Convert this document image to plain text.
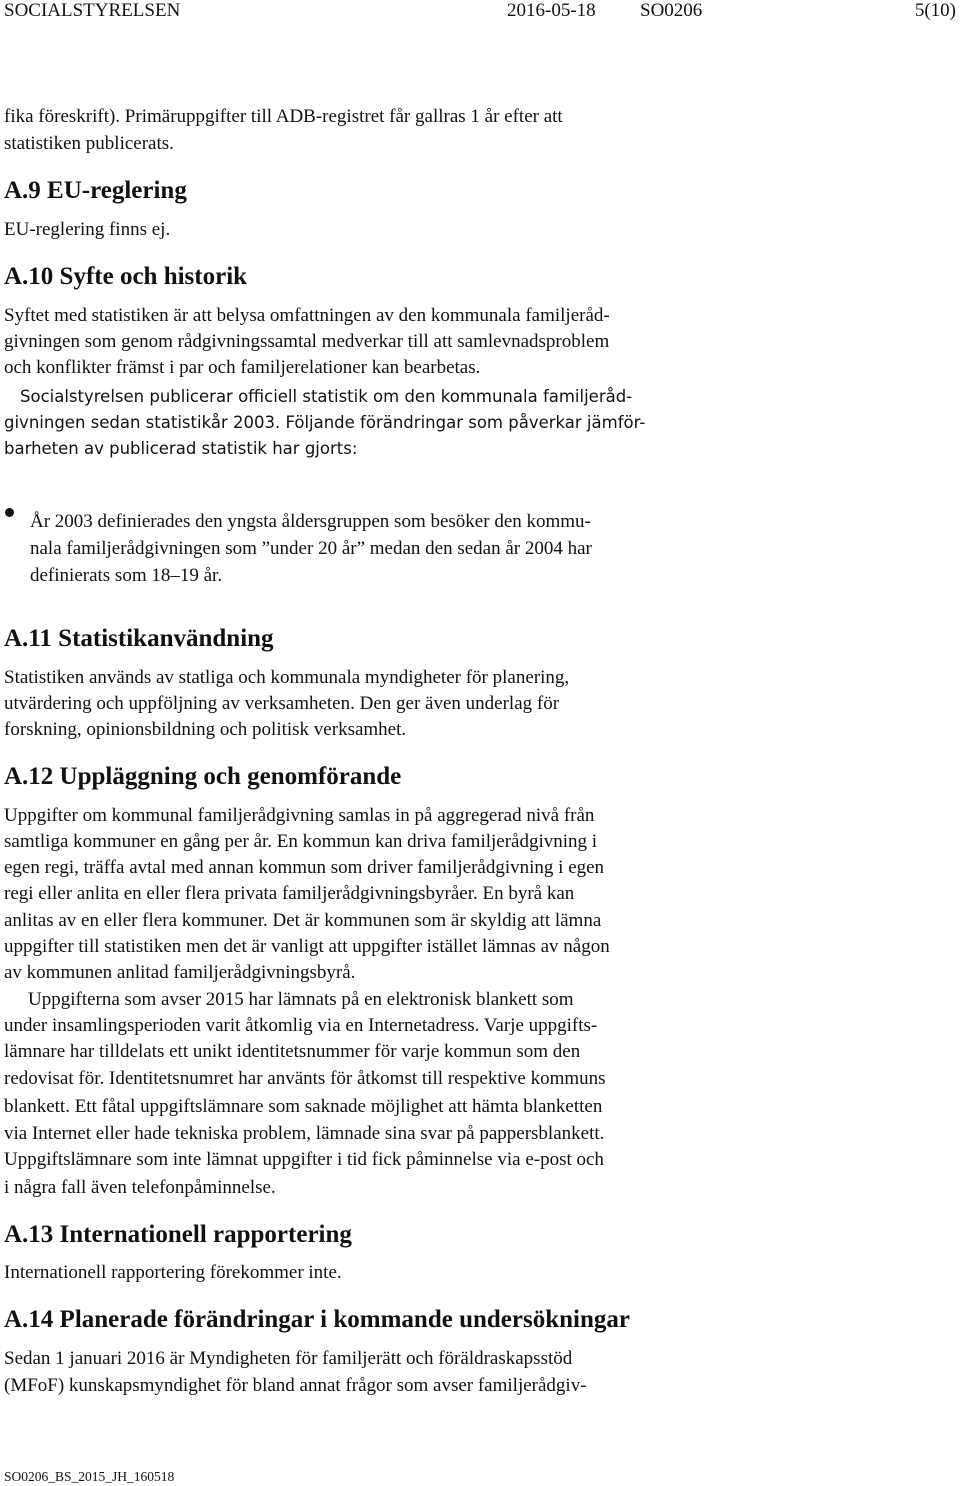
SOCIALSTYRELSEN	2016-05-18 SO0206	5(10)
fika föreskrift). Primäruppgifter till ADB-registret får gallras 1 år efter att
statistiken publicerats.
A.9 EU-reglering
EU-reglering finns ej.
A.10 Syfte och historik
Syftet med statistiken är att belysa omfattningen av den kommunala familjeråd-
givningen som genom rådgivningssamtal medverkar till att samlevnadsproblem
och konflikter främst i par och familjerelationer kan bearbetas.
Socialstyrelsen publicerar officiell statistik om den kommunala familjeråd-
givningen sedan statistikår 2003. Följande förändringar som påverkar jämför-
barheten av publicerad statistik har gjorts:
År 2003 definierades den yngsta åldersgruppen som besöker den kommu-
nala familjerådgivningen som ”under 20 år” medan den sedan år 2004 har
definierats som 18–19 år.
A.11 Statistikanvändning
Statistiken används av statliga och kommunala myndigheter för planering,
utvärdering och uppföljning av verksamheten. Den ger även underlag för
forskning, opinionsbildning och politisk verksamhet.
A.12 Uppläggning och genomförande
Uppgifter om kommunal familjerådgivning samlas in på aggregerad nivå från
samtliga kommuner en gång per år. En kommun kan driva familjerådgivning i
egen regi, träffa avtal med annan kommun som driver familjerådgivning i egen
regi eller anlita en eller flera privata familjerådgivningsbyråer. En byrå kan
anlitas av en eller flera kommuner. Det är kommunen som är skyldig att lämna
uppgifter till statistiken men det är vanligt att uppgifter istället lämnas av någon
av kommunen anlitad familjerådgivningsbyrå.
Uppgifterna som avser 2015 har lämnats på en elektronisk blankett som
under insamlingsperioden varit åtkomlig via en Internetadress. Varje uppgifts-
lämnare har tilldelats ett unikt identitetsnummer för varje kommun som den
redovisat för. Identitetsnumret har använts för åtkomst till respektive kommuns
blankett. Ett fåtal uppgiftslämnare som saknade möjlighet att hämta blanketten
via Internet eller hade tekniska problem, lämnade sina svar på pappersblankett.
Uppgiftslämnare som inte lämnat uppgifter i tid fick påminnelse via e-post och
i några fall även telefonpåminnelse.
A.13 Internationell rapportering
Internationell rapportering förekommer inte.
A.14 Planerade förändringar i kommande undersökningar
Sedan 1 januari 2016 är Myndigheten för familjerätt och föräldraskapsstöd
(MFoF) kunskapsmyndighet för bland annat frågor som avser familjerådgiv-
SO0206_BS_2015_JH_160518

__EXERCISE__
Your task is to return each line of the data above that contains the string "flera".

__RESPONSE FOR THIS EXERCISE__
regi eller anlita en eller flera privata familjerådgivningsbyråer. En byrå kan
anlitas av en eller flera kommuner. Det är kommunen som är skyldig att lämna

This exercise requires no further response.